*What is needed*:
Copy down every line where the string "Name" shows up.

======

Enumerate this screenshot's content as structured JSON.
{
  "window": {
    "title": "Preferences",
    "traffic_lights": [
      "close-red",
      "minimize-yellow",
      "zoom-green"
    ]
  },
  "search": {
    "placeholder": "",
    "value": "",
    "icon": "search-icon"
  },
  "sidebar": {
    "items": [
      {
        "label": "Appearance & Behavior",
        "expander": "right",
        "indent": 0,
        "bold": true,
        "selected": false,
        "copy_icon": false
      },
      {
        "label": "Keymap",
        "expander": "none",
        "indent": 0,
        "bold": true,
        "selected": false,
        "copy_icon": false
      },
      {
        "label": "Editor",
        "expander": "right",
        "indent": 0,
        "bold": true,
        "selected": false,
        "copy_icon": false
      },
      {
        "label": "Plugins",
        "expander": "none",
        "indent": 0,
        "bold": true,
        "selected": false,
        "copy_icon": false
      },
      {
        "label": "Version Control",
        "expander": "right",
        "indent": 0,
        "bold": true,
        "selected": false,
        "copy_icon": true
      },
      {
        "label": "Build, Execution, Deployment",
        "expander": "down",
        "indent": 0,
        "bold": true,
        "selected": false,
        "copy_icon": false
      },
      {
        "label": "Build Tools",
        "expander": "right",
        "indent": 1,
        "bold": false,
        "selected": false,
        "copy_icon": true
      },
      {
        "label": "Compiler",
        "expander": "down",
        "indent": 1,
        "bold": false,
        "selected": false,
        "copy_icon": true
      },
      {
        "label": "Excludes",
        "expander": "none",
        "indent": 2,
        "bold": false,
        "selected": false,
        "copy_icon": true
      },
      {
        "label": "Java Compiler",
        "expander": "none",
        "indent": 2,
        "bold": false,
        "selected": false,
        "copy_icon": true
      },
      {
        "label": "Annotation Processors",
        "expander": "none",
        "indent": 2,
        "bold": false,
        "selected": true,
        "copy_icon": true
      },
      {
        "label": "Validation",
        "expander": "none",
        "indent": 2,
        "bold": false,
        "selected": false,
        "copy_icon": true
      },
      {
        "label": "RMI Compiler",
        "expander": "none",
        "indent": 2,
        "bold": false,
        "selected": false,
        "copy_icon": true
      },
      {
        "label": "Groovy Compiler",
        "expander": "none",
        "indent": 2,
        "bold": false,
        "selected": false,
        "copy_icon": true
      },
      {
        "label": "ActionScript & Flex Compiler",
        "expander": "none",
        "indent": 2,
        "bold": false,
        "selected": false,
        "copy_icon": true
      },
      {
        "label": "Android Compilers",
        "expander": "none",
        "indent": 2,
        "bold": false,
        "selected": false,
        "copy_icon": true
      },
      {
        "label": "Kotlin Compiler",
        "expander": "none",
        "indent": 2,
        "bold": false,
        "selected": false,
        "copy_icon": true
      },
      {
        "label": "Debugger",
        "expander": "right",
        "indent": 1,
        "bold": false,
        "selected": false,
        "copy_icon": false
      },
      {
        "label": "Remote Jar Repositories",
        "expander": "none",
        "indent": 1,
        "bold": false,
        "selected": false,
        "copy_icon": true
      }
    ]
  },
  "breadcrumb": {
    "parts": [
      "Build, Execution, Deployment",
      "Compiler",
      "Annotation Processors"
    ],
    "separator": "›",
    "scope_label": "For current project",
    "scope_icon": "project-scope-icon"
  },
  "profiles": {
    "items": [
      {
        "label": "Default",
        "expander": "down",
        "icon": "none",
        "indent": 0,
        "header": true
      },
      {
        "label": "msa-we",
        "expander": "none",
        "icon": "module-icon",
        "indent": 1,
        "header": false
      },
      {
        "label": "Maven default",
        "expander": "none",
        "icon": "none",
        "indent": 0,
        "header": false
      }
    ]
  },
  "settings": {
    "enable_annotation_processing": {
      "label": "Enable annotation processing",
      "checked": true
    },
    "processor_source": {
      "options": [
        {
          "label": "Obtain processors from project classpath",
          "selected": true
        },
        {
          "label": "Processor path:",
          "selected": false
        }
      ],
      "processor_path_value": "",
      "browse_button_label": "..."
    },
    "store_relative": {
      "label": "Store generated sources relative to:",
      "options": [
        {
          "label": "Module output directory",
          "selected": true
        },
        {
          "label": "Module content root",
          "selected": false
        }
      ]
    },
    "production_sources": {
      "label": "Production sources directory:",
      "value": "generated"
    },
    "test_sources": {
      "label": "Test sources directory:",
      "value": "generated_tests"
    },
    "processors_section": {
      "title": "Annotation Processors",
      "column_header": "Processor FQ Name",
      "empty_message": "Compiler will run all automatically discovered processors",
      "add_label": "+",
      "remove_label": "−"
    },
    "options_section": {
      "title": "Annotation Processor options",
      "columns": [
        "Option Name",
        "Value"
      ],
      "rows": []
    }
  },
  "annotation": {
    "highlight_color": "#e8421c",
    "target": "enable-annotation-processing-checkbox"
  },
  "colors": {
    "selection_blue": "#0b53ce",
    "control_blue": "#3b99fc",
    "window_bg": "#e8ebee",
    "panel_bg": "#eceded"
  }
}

======

*Answer for this exercise*:
      "column_header": "Processor FQ Name",
        "Option Name",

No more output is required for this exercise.